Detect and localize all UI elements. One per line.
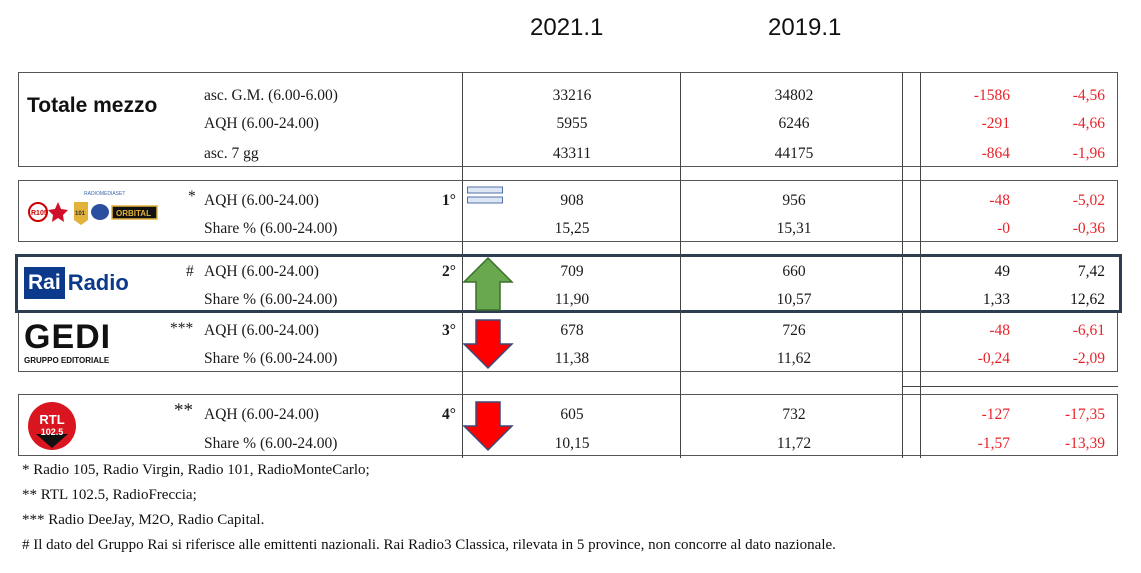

--

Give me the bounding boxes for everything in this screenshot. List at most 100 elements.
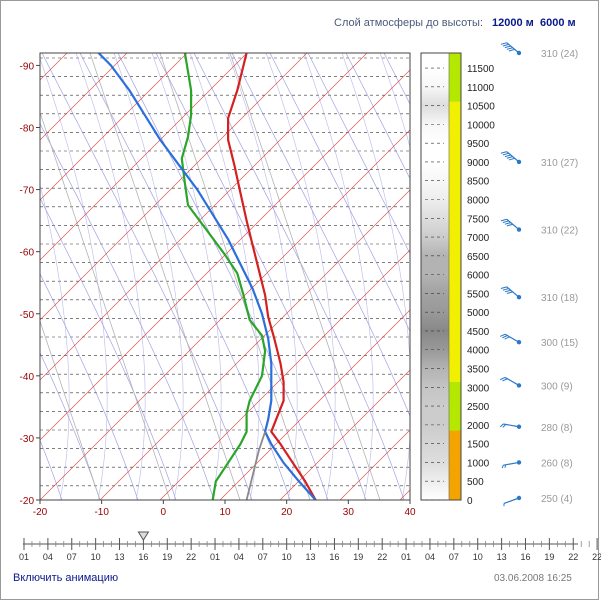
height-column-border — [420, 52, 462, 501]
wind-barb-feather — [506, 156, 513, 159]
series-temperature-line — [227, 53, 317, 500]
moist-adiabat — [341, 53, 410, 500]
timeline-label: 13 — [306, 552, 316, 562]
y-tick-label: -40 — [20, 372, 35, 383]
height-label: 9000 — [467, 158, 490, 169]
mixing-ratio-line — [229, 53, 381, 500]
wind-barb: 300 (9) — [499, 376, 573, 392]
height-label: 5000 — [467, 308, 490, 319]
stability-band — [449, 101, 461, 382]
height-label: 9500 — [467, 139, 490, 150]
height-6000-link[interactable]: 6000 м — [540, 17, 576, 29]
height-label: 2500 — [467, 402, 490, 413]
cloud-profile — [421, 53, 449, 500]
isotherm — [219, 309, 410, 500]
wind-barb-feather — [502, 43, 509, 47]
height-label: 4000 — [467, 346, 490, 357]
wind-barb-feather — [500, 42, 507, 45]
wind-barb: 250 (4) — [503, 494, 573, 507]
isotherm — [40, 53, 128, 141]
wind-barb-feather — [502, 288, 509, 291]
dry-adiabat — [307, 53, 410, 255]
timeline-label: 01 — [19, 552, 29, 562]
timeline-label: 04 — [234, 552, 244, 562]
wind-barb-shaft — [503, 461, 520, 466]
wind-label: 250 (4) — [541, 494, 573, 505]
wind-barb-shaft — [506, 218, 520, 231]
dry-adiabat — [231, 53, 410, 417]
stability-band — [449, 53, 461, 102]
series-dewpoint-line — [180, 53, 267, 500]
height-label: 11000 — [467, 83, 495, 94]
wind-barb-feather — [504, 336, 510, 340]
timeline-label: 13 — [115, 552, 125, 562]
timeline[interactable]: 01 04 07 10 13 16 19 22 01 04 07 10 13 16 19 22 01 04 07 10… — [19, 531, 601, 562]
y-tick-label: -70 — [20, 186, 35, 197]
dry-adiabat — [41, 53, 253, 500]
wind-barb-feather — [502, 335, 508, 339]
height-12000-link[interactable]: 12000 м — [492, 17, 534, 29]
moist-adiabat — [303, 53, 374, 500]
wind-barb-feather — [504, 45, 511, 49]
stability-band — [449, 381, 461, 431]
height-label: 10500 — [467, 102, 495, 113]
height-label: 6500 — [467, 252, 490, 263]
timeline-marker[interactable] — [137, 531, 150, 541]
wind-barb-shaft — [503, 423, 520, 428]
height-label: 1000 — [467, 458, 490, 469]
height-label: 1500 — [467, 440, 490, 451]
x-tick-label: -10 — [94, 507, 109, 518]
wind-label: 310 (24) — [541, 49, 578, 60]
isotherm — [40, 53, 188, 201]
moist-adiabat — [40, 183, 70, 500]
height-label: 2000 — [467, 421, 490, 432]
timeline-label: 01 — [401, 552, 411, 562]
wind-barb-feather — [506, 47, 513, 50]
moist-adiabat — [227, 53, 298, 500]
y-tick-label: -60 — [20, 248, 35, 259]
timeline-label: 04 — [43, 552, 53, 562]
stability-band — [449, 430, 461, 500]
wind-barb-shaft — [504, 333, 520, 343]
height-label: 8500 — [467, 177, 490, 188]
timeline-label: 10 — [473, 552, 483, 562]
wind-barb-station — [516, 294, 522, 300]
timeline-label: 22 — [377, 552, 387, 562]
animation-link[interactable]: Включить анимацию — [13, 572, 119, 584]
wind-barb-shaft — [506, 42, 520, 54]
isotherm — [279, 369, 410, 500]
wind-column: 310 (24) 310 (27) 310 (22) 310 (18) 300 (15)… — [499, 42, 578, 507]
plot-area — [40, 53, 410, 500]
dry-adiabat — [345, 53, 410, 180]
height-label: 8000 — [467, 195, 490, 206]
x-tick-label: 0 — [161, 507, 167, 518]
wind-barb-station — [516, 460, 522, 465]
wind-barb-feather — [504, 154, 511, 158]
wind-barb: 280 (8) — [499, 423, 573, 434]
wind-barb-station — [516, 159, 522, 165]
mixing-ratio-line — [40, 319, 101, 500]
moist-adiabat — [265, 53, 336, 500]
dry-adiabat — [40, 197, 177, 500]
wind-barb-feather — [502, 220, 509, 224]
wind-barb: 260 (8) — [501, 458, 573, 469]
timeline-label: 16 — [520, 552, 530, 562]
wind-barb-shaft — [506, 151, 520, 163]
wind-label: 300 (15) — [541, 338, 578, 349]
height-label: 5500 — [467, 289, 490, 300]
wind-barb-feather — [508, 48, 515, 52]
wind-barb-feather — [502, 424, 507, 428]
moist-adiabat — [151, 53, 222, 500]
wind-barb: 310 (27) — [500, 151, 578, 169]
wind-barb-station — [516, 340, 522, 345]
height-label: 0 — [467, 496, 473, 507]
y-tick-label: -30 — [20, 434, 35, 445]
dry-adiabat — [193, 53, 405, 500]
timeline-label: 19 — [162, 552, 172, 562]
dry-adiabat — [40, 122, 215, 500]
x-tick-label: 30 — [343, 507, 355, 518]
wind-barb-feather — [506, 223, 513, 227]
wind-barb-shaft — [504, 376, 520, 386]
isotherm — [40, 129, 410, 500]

--

● **What to do**
Reproduce the listing lines from the line with "Give me the" to the line with "y-tick-label: -40 — [20, 372, 35, 383]", including both of those lines, and leave the pictures out of your answer.

● **Answer to the exercise**
Give me the bounding boxes for everything in this screenshot. List at most 100 elements.
height-column-border — [420, 52, 462, 501]
wind-barb-feather — [506, 156, 513, 159]
series-temperature-line — [227, 53, 317, 500]
moist-adiabat — [341, 53, 410, 500]
timeline-label: 13 — [306, 552, 316, 562]
y-tick-label: -40 — [20, 372, 35, 383]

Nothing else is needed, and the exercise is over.